Given problem — Every line of the material below should be repeated exactly.
:: Input data
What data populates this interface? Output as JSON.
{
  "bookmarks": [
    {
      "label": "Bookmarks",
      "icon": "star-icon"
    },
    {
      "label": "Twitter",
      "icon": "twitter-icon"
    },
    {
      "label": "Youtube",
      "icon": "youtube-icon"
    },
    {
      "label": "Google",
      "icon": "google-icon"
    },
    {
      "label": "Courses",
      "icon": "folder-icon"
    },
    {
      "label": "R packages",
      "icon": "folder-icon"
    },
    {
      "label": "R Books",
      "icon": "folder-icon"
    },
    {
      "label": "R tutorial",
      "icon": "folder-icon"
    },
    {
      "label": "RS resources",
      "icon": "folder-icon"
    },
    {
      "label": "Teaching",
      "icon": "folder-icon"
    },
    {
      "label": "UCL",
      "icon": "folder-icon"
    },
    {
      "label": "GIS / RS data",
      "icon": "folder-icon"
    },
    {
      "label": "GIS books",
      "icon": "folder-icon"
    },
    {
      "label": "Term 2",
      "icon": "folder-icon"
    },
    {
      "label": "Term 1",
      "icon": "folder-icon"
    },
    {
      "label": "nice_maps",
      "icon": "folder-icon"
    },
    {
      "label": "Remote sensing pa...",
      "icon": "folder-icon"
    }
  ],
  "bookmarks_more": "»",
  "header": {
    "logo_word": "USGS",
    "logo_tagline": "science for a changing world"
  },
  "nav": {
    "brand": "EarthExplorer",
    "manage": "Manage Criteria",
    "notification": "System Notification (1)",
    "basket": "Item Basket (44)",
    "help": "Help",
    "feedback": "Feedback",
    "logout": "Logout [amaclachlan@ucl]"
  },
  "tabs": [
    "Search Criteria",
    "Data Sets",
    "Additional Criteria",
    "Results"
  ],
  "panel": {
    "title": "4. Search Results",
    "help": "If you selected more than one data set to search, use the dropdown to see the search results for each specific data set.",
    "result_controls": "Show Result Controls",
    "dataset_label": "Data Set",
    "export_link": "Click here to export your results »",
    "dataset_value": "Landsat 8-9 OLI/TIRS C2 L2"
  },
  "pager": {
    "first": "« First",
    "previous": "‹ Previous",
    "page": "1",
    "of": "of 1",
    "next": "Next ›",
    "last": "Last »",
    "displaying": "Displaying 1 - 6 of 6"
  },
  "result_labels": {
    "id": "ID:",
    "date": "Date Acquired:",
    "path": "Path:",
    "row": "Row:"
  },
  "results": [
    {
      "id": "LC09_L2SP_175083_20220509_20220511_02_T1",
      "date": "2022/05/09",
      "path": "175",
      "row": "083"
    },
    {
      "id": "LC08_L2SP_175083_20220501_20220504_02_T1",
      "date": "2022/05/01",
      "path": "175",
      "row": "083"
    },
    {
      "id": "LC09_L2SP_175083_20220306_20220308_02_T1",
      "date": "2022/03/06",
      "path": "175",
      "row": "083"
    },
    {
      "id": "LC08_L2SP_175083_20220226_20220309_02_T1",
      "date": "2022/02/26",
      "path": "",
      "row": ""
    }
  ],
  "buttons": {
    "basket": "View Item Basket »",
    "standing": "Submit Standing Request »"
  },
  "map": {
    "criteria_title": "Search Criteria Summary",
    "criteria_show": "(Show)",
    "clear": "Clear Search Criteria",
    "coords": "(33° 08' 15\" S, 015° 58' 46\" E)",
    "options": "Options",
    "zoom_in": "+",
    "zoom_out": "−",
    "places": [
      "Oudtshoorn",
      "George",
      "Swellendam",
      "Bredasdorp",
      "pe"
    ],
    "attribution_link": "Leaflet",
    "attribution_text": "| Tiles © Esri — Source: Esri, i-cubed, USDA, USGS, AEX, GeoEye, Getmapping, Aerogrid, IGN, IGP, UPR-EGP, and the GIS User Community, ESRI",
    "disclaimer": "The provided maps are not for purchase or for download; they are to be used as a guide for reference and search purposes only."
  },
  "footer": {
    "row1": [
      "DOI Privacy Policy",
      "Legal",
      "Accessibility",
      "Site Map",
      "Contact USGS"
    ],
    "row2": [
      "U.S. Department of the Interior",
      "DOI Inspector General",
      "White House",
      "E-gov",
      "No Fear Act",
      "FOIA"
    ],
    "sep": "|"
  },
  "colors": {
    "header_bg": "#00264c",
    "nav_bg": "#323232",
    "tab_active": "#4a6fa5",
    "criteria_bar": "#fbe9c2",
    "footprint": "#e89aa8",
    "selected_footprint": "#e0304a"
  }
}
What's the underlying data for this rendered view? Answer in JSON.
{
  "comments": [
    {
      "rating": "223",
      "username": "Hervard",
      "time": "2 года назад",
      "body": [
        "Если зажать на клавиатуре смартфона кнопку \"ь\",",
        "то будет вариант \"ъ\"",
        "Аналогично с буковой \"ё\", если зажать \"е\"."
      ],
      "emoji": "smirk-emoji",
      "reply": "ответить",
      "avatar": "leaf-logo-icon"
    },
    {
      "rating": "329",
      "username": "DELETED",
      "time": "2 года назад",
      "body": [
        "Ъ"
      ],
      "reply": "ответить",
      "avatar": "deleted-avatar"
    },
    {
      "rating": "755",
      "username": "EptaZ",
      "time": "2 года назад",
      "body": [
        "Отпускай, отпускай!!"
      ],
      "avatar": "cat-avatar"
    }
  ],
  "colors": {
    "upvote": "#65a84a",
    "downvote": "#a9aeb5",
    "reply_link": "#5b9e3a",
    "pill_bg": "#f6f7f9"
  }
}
::::
Reply to the task —
What data populates this interface? Output as JSON.
{
  "bookmarks": [
    {
      "label": "Bookmarks",
      "icon": "star-icon"
    },
    {
      "label": "Twitter",
      "icon": "twitter-icon"
    },
    {
      "label": "Youtube",
      "icon": "youtube-icon"
    },
    {
      "label": "Google",
      "icon": "google-icon"
    },
    {
      "label": "Courses",
      "icon": "folder-icon"
    },
    {
      "label": "R packages",
      "icon": "folder-icon"
    },
    {
      "label": "R Books",
      "icon": "folder-icon"
    },
    {
      "label": "R tutorial",
      "icon": "folder-icon"
    },
    {
      "label": "RS resources",
      "icon": "folder-icon"
    },
    {
      "label": "Teaching",
      "icon": "folder-icon"
    },
    {
      "label": "UCL",
      "icon": "folder-icon"
    },
    {
      "label": "GIS / RS data",
      "icon": "folder-icon"
    },
    {
      "label": "GIS books",
      "icon": "folder-icon"
    },
    {
      "label": "Term 2",
      "icon": "folder-icon"
    },
    {
      "label": "Term 1",
      "icon": "folder-icon"
    },
    {
      "label": "nice_maps",
      "icon": "folder-icon"
    },
    {
      "label": "Remote sensing pa...",
      "icon": "folder-icon"
    }
  ],
  "bookmarks_more": "»",
  "header": {
    "logo_word": "USGS",
    "logo_tagline": "science for a changing world"
  },
  "nav": {
    "brand": "EarthExplorer",
    "manage": "Manage Criteria",
    "notification": "System Notification (1)",
    "basket": "Item Basket (44)",
    "help": "Help",
    "feedback": "Feedback",
    "logout": "Logout [amaclachlan@ucl]"
  },
  "tabs": [
    "Search Criteria",
    "Data Sets",
    "Additional Criteria",
    "Results"
  ],
  "panel": {
    "title": "4. Search Results",
    "help": "If you selected more than one data set to search, use the dropdown to see the search results for each specific data set.",
    "result_controls": "Show Result Controls",
    "dataset_label": "Data Set",
    "export_link": "Click here to export your results »",
    "dataset_value": "Landsat 8-9 OLI/TIRS C2 L2"
  },
  "pager": {
    "first": "« First",
    "previous": "‹ Previous",
    "page": "1",
    "of": "of 1",
    "next": "Next ›",
    "last": "Last »",
    "displaying": "Displaying 1 - 6 of 6"
  },
  "result_labels": {
    "id": "ID:",
    "date": "Date Acquired:",
    "path": "Path:",
    "row": "Row:"
  },
  "results": [
    {
      "id": "LC09_L2SP_175083_20220509_20220511_02_T1",
      "date": "2022/05/09",
      "path": "175",
      "row": "083"
    },
    {
      "id": "LC08_L2SP_175083_20220501_20220504_02_T1",
      "date": "2022/05/01",
      "path": "175",
      "row": "083"
    },
    {
      "id": "LC09_L2SP_175083_20220306_20220308_02_T1",
      "date": "2022/03/06",
      "path": "175",
      "row": "083"
    },
    {
      "id": "LC08_L2SP_175083_20220226_20220309_02_T1",
      "date": "2022/02/26",
      "path": "",
      "row": ""
    }
  ],
  "buttons": {
    "basket": "View Item Basket »",
    "standing": "Submit Standing Request »"
  },
  "map": {
    "criteria_title": "Search Criteria Summary",
    "criteria_show": "(Show)",
    "clear": "Clear Search Criteria",
    "coords": "(33° 08' 15\" S, 015° 58' 46\" E)",
    "options": "Options",
    "zoom_in": "+",
    "zoom_out": "−",
    "places": [
      "Oudtshoorn",
      "George",
      "Swellendam",
      "Bredasdorp",
      "pe"
    ],
    "attribution_link": "Leaflet",
    "attribution_text": "| Tiles © Esri — Source: Esri, i-cubed, USDA, USGS, AEX, GeoEye, Getmapping, Aerogrid, IGN, IGP, UPR-EGP, and the GIS User Community, ESRI",
    "disclaimer": "The provided maps are not for purchase or for download; they are to be used as a guide for reference and search purposes only."
  },
  "footer": {
    "row1": [
      "DOI Privacy Policy",
      "Legal",
      "Accessibility",
      "Site Map",
      "Contact USGS"
    ],
    "row2": [
      "U.S. Department of the Interior",
      "DOI Inspector General",
      "White House",
      "E-gov",
      "No Fear Act",
      "FOIA"
    ],
    "sep": "|"
  },
  "colors": {
    "header_bg": "#00264c",
    "nav_bg": "#323232",
    "tab_active": "#4a6fa5",
    "criteria_bar": "#fbe9c2",
    "footprint": "#e89aa8",
    "selected_footprint": "#e0304a"
  }
}
What's the underlying data for this rendered view? Answer in JSON.
{
  "comments": [
    {
      "rating": "223",
      "username": "Hervard",
      "time": "2 года назад",
      "body": [
        "Если зажать на клавиатуре смартфона кнопку \"ь\",",
        "то будет вариант \"ъ\"",
        "Аналогично с буковой \"ё\", если зажать \"е\"."
      ],
      "emoji": "smirk-emoji",
      "reply": "ответить",
      "avatar": "leaf-logo-icon"
    },
    {
      "rating": "329",
      "username": "DELETED",
      "time": "2 года назад",
      "body": [
        "Ъ"
      ],
      "reply": "ответить",
      "avatar": "deleted-avatar"
    },
    {
      "rating": "755",
      "username": "EptaZ",
      "time": "2 года назад",
      "body": [
        "Отпускай, отпускай!!"
      ],
      "avatar": "cat-avatar"
    }
  ],
  "colors": {
    "upvote": "#65a84a",
    "downvote": "#a9aeb5",
    "reply_link": "#5b9e3a",
    "pill_bg": "#f6f7f9"
  }
}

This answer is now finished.